WHAT TO WORK ON:
Repeat every line exactly, keeping the pictures out of the copy.

--- start of PROVIDED INFORMATION ---

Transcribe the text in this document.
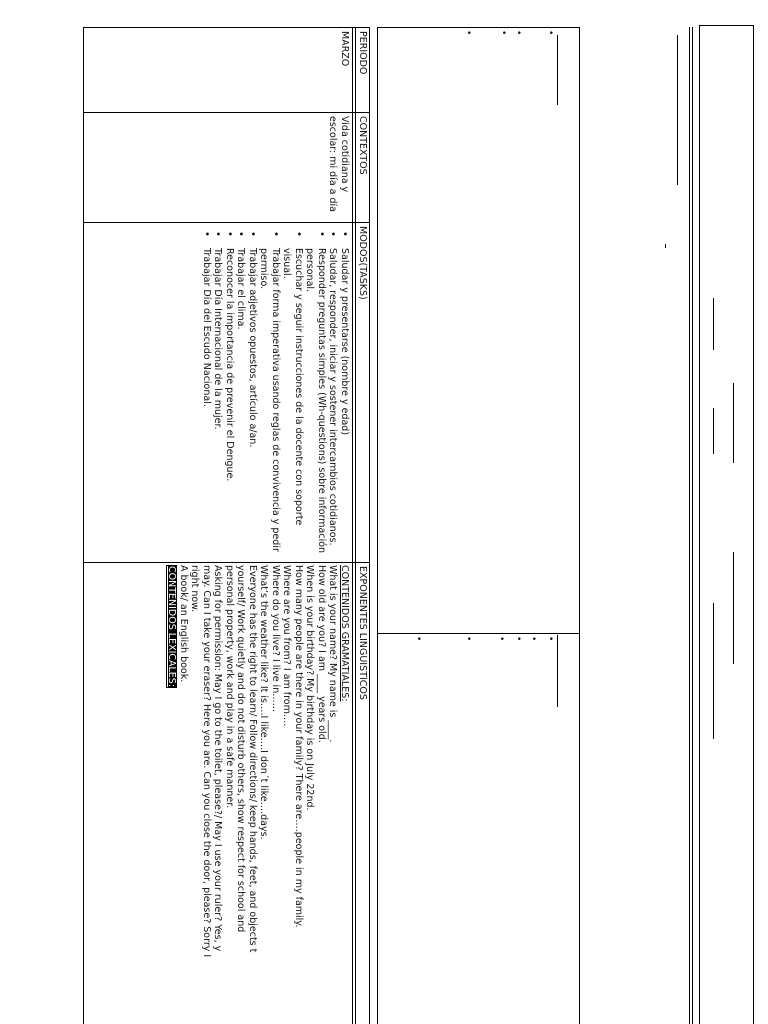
PERIODO
CONTEXTOS
MODOS(TASKS)
EXPONENTES LINGUISTICOS
MARZO
Vida cotidiana y escolar: mi día a día
• Saludar y presentarse (nombre y edad)
• Saludar, responder, iniciar y sostener intercambios cotidianos.
• Responder preguntas simples (Wh-questions) sobre información personal.
• Escuchar y seguir instrucciones de la docente con soporte visual.
• Trabajar forma imperativa usando reglas de convivencia y pedir permiso.
• Trabajar adjetivos opuestos, artículo a/an.
• Trabajar el clima.
• Reconocer la importancia de prevenir el Dengue.
• Trabajar Día Internacional de la mujer.
• Trabajar Día del Escudo Nacional.
CONTENIDOS GRAMATIALES:
What is your name? My name is ____.
How old are you? I am ____ years old.
When is your birthday? My birthday is on July 22nd.
How many people are there in your family? There are….people in my family.
Where are you from? I am from….
Where do you live? I live in……
What’s the weather like? It is….I like….I don´t like….days.
Everyone has the right to learn/ Follow directions/ keep hands, feet, and objects t
yourself/ Work quietly and do not disturb others, show respect for school and
personal property, work and play in a safe manner.
Asking for permission: May I go to the toilet, please?/ May I use your ruler? Yes, y
may. Can I take your eraser? Here you are. Can you close the door, please? Sorry I
right now.
A book/ an English book.
CONTENIDOS LEXICALES:
•
•
•
•
•
•
•
•
•
•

--- end of PROVIDED INFORMATION ---

ANSWER FOR THE TASK:
Transcribe the text in this document.
PERIODO
CONTEXTOS
MODOS(TASKS)
EXPONENTES LINGUISTICOS
MARZO
Vida cotidiana y escolar: mi día a día
• Saludar y presentarse (nombre y edad)
• Saludar, responder, iniciar y sostener intercambios cotidianos.
• Responder preguntas simples (Wh-questions) sobre información personal.
• Escuchar y seguir instrucciones de la docente con soporte visual.
• Trabajar forma imperativa usando reglas de convivencia y pedir permiso.
• Trabajar adjetivos opuestos, artículo a/an.
• Trabajar el clima.
• Reconocer la importancia de prevenir el Dengue.
• Trabajar Día Internacional de la mujer.
• Trabajar Día del Escudo Nacional.
CONTENIDOS GRAMATIALES:
What is your name? My name is ____.
How old are you? I am ____ years old.
When is your birthday? My birthday is on July 22nd.
How many people are there in your family? There are….people in my family.
Where are you from? I am from….
Where do you live? I live in……
What’s the weather like? It is….I like….I don´t like….days.
Everyone has the right to learn/ Follow directions/ keep hands, feet, and objects t
yourself/ Work quietly and do not disturb others, show respect for school and
personal property, work and play in a safe manner.
Asking for permission: May I go to the toilet, please?/ May I use your ruler? Yes, y
may. Can I take your eraser? Here you are. Can you close the door, please? Sorry I
right now.
A book/ an English book.
CONTENIDOS LEXICALES:
•
•
•
•
•
•
•
•
•
•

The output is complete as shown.